Requirements: Output the full listing word for word.

━━ Record set

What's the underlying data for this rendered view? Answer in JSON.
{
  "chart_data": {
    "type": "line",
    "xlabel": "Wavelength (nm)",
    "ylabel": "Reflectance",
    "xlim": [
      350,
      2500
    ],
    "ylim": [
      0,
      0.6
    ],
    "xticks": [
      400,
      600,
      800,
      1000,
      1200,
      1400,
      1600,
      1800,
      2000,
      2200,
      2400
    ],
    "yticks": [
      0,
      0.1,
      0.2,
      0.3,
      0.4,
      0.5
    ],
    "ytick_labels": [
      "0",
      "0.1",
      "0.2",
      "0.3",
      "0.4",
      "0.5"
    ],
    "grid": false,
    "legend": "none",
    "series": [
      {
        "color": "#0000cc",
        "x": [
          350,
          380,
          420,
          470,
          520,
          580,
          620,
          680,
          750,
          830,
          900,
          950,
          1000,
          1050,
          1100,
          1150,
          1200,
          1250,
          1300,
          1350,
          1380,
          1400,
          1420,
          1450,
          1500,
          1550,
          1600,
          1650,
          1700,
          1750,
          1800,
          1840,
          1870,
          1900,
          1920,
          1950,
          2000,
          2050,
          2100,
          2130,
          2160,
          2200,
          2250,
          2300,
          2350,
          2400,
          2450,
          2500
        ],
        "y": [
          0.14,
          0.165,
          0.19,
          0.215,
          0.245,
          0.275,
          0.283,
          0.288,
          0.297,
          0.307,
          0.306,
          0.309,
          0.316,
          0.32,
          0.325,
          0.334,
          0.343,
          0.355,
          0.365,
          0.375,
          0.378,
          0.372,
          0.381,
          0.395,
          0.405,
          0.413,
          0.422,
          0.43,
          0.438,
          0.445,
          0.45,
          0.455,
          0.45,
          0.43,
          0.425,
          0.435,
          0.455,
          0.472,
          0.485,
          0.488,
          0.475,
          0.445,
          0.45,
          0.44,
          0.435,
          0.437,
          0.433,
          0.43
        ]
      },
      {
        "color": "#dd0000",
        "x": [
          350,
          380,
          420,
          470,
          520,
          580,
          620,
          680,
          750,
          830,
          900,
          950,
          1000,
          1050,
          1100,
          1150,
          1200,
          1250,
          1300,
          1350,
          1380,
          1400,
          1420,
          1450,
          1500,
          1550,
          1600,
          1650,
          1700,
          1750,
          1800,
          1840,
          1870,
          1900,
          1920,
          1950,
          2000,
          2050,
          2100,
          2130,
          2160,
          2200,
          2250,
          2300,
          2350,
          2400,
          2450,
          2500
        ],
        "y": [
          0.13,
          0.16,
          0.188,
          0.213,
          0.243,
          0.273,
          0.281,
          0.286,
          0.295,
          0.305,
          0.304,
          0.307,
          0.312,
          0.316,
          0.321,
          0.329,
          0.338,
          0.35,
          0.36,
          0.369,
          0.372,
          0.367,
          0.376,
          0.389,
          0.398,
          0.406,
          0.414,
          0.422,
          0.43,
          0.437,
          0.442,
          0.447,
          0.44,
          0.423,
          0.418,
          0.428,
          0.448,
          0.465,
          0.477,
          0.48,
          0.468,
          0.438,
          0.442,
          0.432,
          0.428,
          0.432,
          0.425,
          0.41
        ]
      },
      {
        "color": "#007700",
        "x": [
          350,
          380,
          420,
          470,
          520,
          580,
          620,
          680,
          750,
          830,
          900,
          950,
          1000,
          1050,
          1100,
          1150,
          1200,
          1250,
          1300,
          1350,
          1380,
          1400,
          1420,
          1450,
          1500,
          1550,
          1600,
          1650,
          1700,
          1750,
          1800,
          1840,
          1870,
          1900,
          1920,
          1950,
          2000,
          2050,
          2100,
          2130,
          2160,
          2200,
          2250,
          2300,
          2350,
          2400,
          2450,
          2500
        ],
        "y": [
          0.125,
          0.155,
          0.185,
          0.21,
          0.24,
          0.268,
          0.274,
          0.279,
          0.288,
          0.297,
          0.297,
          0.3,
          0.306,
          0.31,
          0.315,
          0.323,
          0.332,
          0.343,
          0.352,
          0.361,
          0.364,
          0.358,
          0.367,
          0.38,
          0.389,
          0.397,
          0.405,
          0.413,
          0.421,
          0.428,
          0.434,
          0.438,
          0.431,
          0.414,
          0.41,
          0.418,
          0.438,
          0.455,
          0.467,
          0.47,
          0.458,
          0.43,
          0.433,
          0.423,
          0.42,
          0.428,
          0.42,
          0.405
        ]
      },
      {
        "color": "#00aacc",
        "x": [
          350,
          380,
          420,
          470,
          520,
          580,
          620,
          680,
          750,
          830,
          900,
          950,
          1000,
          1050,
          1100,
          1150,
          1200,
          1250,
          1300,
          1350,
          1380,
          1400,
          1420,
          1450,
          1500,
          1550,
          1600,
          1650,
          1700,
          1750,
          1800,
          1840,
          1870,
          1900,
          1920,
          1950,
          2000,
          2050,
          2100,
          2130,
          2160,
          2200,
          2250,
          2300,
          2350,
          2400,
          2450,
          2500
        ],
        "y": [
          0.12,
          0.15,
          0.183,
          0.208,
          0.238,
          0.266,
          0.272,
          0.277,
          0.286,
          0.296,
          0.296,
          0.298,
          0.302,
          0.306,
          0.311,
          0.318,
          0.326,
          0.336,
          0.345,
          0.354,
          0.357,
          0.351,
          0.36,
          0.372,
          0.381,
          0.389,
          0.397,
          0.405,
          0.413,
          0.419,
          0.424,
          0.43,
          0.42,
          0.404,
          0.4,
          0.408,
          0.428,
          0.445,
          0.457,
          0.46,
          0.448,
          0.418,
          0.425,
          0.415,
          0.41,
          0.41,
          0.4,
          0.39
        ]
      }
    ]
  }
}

━━━━

Answer for the task:
What's the underlying data for this rendered view? Answer in JSON.
{
  "chart_data": {
    "type": "line",
    "xlabel": "Wavelength (nm)",
    "ylabel": "Reflectance",
    "xlim": [
      350,
      2500
    ],
    "ylim": [
      0,
      0.6
    ],
    "xticks": [
      400,
      600,
      800,
      1000,
      1200,
      1400,
      1600,
      1800,
      2000,
      2200,
      2400
    ],
    "yticks": [
      0,
      0.1,
      0.2,
      0.3,
      0.4,
      0.5
    ],
    "ytick_labels": [
      "0",
      "0.1",
      "0.2",
      "0.3",
      "0.4",
      "0.5"
    ],
    "grid": false,
    "legend": "none",
    "series": [
      {
        "color": "#0000cc",
        "x": [
          350,
          380,
          420,
          470,
          520,
          580,
          620,
          680,
          750,
          830,
          900,
          950,
          1000,
          1050,
          1100,
          1150,
          1200,
          1250,
          1300,
          1350,
          1380,
          1400,
          1420,
          1450,
          1500,
          1550,
          1600,
          1650,
          1700,
          1750,
          1800,
          1840,
          1870,
          1900,
          1920,
          1950,
          2000,
          2050,
          2100,
          2130,
          2160,
          2200,
          2250,
          2300,
          2350,
          2400,
          2450,
          2500
        ],
        "y": [
          0.14,
          0.165,
          0.19,
          0.215,
          0.245,
          0.275,
          0.283,
          0.288,
          0.297,
          0.307,
          0.306,
          0.309,
          0.316,
          0.32,
          0.325,
          0.334,
          0.343,
          0.355,
          0.365,
          0.375,
          0.378,
          0.372,
          0.381,
          0.395,
          0.405,
          0.413,
          0.422,
          0.43,
          0.438,
          0.445,
          0.45,
          0.455,
          0.45,
          0.43,
          0.425,
          0.435,
          0.455,
          0.472,
          0.485,
          0.488,
          0.475,
          0.445,
          0.45,
          0.44,
          0.435,
          0.437,
          0.433,
          0.43
        ]
      },
      {
        "color": "#dd0000",
        "x": [
          350,
          380,
          420,
          470,
          520,
          580,
          620,
          680,
          750,
          830,
          900,
          950,
          1000,
          1050,
          1100,
          1150,
          1200,
          1250,
          1300,
          1350,
          1380,
          1400,
          1420,
          1450,
          1500,
          1550,
          1600,
          1650,
          1700,
          1750,
          1800,
          1840,
          1870,
          1900,
          1920,
          1950,
          2000,
          2050,
          2100,
          2130,
          2160,
          2200,
          2250,
          2300,
          2350,
          2400,
          2450,
          2500
        ],
        "y": [
          0.13,
          0.16,
          0.188,
          0.213,
          0.243,
          0.273,
          0.281,
          0.286,
          0.295,
          0.305,
          0.304,
          0.307,
          0.312,
          0.316,
          0.321,
          0.329,
          0.338,
          0.35,
          0.36,
          0.369,
          0.372,
          0.367,
          0.376,
          0.389,
          0.398,
          0.406,
          0.414,
          0.422,
          0.43,
          0.437,
          0.442,
          0.447,
          0.44,
          0.423,
          0.418,
          0.428,
          0.448,
          0.465,
          0.477,
          0.48,
          0.468,
          0.438,
          0.442,
          0.432,
          0.428,
          0.432,
          0.425,
          0.41
        ]
      },
      {
        "color": "#007700",
        "x": [
          350,
          380,
          420,
          470,
          520,
          580,
          620,
          680,
          750,
          830,
          900,
          950,
          1000,
          1050,
          1100,
          1150,
          1200,
          1250,
          1300,
          1350,
          1380,
          1400,
          1420,
          1450,
          1500,
          1550,
          1600,
          1650,
          1700,
          1750,
          1800,
          1840,
          1870,
          1900,
          1920,
          1950,
          2000,
          2050,
          2100,
          2130,
          2160,
          2200,
          2250,
          2300,
          2350,
          2400,
          2450,
          2500
        ],
        "y": [
          0.125,
          0.155,
          0.185,
          0.21,
          0.24,
          0.268,
          0.274,
          0.279,
          0.288,
          0.297,
          0.297,
          0.3,
          0.306,
          0.31,
          0.315,
          0.323,
          0.332,
          0.343,
          0.352,
          0.361,
          0.364,
          0.358,
          0.367,
          0.38,
          0.389,
          0.397,
          0.405,
          0.413,
          0.421,
          0.428,
          0.434,
          0.438,
          0.431,
          0.414,
          0.41,
          0.418,
          0.438,
          0.455,
          0.467,
          0.47,
          0.458,
          0.43,
          0.433,
          0.423,
          0.42,
          0.428,
          0.42,
          0.405
        ]
      },
      {
        "color": "#00aacc",
        "x": [
          350,
          380,
          420,
          470,
          520,
          580,
          620,
          680,
          750,
          830,
          900,
          950,
          1000,
          1050,
          1100,
          1150,
          1200,
          1250,
          1300,
          1350,
          1380,
          1400,
          1420,
          1450,
          1500,
          1550,
          1600,
          1650,
          1700,
          1750,
          1800,
          1840,
          1870,
          1900,
          1920,
          1950,
          2000,
          2050,
          2100,
          2130,
          2160,
          2200,
          2250,
          2300,
          2350,
          2400,
          2450,
          2500
        ],
        "y": [
          0.12,
          0.15,
          0.183,
          0.208,
          0.238,
          0.266,
          0.272,
          0.277,
          0.286,
          0.296,
          0.296,
          0.298,
          0.302,
          0.306,
          0.311,
          0.318,
          0.326,
          0.336,
          0.345,
          0.354,
          0.357,
          0.351,
          0.36,
          0.372,
          0.381,
          0.389,
          0.397,
          0.405,
          0.413,
          0.419,
          0.424,
          0.43,
          0.42,
          0.404,
          0.4,
          0.408,
          0.428,
          0.445,
          0.457,
          0.46,
          0.448,
          0.418,
          0.425,
          0.415,
          0.41,
          0.41,
          0.4,
          0.39
        ]
      }
    ]
  }
}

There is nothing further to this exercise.